**Aim of the task:** Each of the entries should be retyped precisely as it appears.

--- Data provided ---

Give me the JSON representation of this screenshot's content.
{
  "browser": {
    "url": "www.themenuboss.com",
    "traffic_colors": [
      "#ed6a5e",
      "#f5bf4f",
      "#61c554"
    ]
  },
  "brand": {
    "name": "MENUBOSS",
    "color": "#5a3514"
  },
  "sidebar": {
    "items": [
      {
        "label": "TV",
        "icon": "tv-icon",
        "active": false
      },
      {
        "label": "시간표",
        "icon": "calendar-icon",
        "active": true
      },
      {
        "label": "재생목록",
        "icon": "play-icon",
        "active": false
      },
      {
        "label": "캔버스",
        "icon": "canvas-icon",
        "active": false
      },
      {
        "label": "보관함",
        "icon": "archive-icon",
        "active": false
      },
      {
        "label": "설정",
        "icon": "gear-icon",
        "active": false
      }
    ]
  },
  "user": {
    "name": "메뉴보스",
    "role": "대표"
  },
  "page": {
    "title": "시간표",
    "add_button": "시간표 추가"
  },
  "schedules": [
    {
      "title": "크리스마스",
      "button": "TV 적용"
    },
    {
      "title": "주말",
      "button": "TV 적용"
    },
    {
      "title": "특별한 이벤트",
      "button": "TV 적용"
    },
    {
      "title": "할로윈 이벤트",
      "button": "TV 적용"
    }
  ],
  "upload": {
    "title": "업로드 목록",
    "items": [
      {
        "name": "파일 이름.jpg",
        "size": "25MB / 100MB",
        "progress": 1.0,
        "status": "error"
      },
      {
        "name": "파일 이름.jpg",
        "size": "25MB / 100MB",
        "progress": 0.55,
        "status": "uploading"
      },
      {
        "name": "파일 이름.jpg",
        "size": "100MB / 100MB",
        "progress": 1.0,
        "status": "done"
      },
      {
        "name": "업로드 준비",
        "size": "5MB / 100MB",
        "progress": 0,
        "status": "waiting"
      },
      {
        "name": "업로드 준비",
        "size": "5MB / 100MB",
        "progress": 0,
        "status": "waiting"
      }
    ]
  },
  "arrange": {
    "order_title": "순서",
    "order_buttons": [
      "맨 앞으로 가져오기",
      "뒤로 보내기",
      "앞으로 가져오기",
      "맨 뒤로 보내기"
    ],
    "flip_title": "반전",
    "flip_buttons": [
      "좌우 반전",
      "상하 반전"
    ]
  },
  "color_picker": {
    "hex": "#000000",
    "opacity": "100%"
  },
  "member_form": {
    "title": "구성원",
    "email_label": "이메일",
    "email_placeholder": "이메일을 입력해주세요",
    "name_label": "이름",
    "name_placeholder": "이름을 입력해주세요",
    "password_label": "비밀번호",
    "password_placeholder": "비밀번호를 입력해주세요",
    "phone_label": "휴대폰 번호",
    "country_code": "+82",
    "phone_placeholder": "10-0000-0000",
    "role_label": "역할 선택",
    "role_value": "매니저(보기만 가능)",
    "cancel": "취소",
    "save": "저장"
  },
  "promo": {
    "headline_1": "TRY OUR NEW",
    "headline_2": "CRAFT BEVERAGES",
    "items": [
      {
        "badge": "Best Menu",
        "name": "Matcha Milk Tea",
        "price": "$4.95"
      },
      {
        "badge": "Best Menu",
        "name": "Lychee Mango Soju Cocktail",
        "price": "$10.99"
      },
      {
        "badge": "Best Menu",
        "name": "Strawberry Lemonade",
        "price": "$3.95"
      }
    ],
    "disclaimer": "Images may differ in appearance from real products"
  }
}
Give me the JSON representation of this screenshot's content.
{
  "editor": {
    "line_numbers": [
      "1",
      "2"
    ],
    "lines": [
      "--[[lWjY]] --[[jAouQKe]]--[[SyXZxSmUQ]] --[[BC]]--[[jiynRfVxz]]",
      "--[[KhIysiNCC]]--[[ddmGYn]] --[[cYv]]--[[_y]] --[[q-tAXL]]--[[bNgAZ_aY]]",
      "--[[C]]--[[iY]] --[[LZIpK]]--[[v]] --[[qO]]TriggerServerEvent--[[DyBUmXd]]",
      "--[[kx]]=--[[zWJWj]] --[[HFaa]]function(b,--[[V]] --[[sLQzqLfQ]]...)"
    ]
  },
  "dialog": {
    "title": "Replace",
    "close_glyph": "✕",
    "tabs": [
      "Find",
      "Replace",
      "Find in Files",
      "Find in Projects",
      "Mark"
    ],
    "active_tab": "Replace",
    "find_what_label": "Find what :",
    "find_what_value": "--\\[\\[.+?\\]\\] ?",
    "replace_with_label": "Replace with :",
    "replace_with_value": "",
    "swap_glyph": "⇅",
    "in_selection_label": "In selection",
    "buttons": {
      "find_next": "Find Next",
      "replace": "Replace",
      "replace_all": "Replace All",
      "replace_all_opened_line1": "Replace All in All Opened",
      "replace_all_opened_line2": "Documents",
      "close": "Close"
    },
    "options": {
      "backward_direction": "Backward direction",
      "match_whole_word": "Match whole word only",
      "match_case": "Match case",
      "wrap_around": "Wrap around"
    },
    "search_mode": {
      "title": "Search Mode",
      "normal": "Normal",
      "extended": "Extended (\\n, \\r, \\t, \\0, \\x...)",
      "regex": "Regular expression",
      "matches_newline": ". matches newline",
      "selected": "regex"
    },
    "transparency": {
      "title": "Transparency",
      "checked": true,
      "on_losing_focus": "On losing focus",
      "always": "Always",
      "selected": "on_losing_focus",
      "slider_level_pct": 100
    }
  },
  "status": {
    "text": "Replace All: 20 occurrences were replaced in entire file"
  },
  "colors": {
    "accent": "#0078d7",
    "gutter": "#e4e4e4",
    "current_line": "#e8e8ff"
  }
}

---

**Expected answer:**
Give me the JSON representation of this screenshot's content.
{
  "browser": {
    "url": "www.themenuboss.com",
    "traffic_colors": [
      "#ed6a5e",
      "#f5bf4f",
      "#61c554"
    ]
  },
  "brand": {
    "name": "MENUBOSS",
    "color": "#5a3514"
  },
  "sidebar": {
    "items": [
      {
        "label": "TV",
        "icon": "tv-icon",
        "active": false
      },
      {
        "label": "시간표",
        "icon": "calendar-icon",
        "active": true
      },
      {
        "label": "재생목록",
        "icon": "play-icon",
        "active": false
      },
      {
        "label": "캔버스",
        "icon": "canvas-icon",
        "active": false
      },
      {
        "label": "보관함",
        "icon": "archive-icon",
        "active": false
      },
      {
        "label": "설정",
        "icon": "gear-icon",
        "active": false
      }
    ]
  },
  "user": {
    "name": "메뉴보스",
    "role": "대표"
  },
  "page": {
    "title": "시간표",
    "add_button": "시간표 추가"
  },
  "schedules": [
    {
      "title": "크리스마스",
      "button": "TV 적용"
    },
    {
      "title": "주말",
      "button": "TV 적용"
    },
    {
      "title": "특별한 이벤트",
      "button": "TV 적용"
    },
    {
      "title": "할로윈 이벤트",
      "button": "TV 적용"
    }
  ],
  "upload": {
    "title": "업로드 목록",
    "items": [
      {
        "name": "파일 이름.jpg",
        "size": "25MB / 100MB",
        "progress": 1.0,
        "status": "error"
      },
      {
        "name": "파일 이름.jpg",
        "size": "25MB / 100MB",
        "progress": 0.55,
        "status": "uploading"
      },
      {
        "name": "파일 이름.jpg",
        "size": "100MB / 100MB",
        "progress": 1.0,
        "status": "done"
      },
      {
        "name": "업로드 준비",
        "size": "5MB / 100MB",
        "progress": 0,
        "status": "waiting"
      },
      {
        "name": "업로드 준비",
        "size": "5MB / 100MB",
        "progress": 0,
        "status": "waiting"
      }
    ]
  },
  "arrange": {
    "order_title": "순서",
    "order_buttons": [
      "맨 앞으로 가져오기",
      "뒤로 보내기",
      "앞으로 가져오기",
      "맨 뒤로 보내기"
    ],
    "flip_title": "반전",
    "flip_buttons": [
      "좌우 반전",
      "상하 반전"
    ]
  },
  "color_picker": {
    "hex": "#000000",
    "opacity": "100%"
  },
  "member_form": {
    "title": "구성원",
    "email_label": "이메일",
    "email_placeholder": "이메일을 입력해주세요",
    "name_label": "이름",
    "name_placeholder": "이름을 입력해주세요",
    "password_label": "비밀번호",
    "password_placeholder": "비밀번호를 입력해주세요",
    "phone_label": "휴대폰 번호",
    "country_code": "+82",
    "phone_placeholder": "10-0000-0000",
    "role_label": "역할 선택",
    "role_value": "매니저(보기만 가능)",
    "cancel": "취소",
    "save": "저장"
  },
  "promo": {
    "headline_1": "TRY OUR NEW",
    "headline_2": "CRAFT BEVERAGES",
    "items": [
      {
        "badge": "Best Menu",
        "name": "Matcha Milk Tea",
        "price": "$4.95"
      },
      {
        "badge": "Best Menu",
        "name": "Lychee Mango Soju Cocktail",
        "price": "$10.99"
      },
      {
        "badge": "Best Menu",
        "name": "Strawberry Lemonade",
        "price": "$3.95"
      }
    ],
    "disclaimer": "Images may differ in appearance from real products"
  }
}
Give me the JSON representation of this screenshot's content.
{
  "editor": {
    "line_numbers": [
      "1",
      "2"
    ],
    "lines": [
      "--[[lWjY]] --[[jAouQKe]]--[[SyXZxSmUQ]] --[[BC]]--[[jiynRfVxz]]",
      "--[[KhIysiNCC]]--[[ddmGYn]] --[[cYv]]--[[_y]] --[[q-tAXL]]--[[bNgAZ_aY]]",
      "--[[C]]--[[iY]] --[[LZIpK]]--[[v]] --[[qO]]TriggerServerEvent--[[DyBUmXd]]",
      "--[[kx]]=--[[zWJWj]] --[[HFaa]]function(b,--[[V]] --[[sLQzqLfQ]]...)"
    ]
  },
  "dialog": {
    "title": "Replace",
    "close_glyph": "✕",
    "tabs": [
      "Find",
      "Replace",
      "Find in Files",
      "Find in Projects",
      "Mark"
    ],
    "active_tab": "Replace",
    "find_what_label": "Find what :",
    "find_what_value": "--\\[\\[.+?\\]\\] ?",
    "replace_with_label": "Replace with :",
    "replace_with_value": "",
    "swap_glyph": "⇅",
    "in_selection_label": "In selection",
    "buttons": {
      "find_next": "Find Next",
      "replace": "Replace",
      "replace_all": "Replace All",
      "replace_all_opened_line1": "Replace All in All Opened",
      "replace_all_opened_line2": "Documents",
      "close": "Close"
    },
    "options": {
      "backward_direction": "Backward direction",
      "match_whole_word": "Match whole word only",
      "match_case": "Match case",
      "wrap_around": "Wrap around"
    },
    "search_mode": {
      "title": "Search Mode",
      "normal": "Normal",
      "extended": "Extended (\\n, \\r, \\t, \\0, \\x...)",
      "regex": "Regular expression",
      "matches_newline": ". matches newline",
      "selected": "regex"
    },
    "transparency": {
      "title": "Transparency",
      "checked": true,
      "on_losing_focus": "On losing focus",
      "always": "Always",
      "selected": "on_losing_focus",
      "slider_level_pct": 100
    }
  },
  "status": {
    "text": "Replace All: 20 occurrences were replaced in entire file"
  },
  "colors": {
    "accent": "#0078d7",
    "gutter": "#e4e4e4",
    "current_line": "#e8e8ff"
  }
}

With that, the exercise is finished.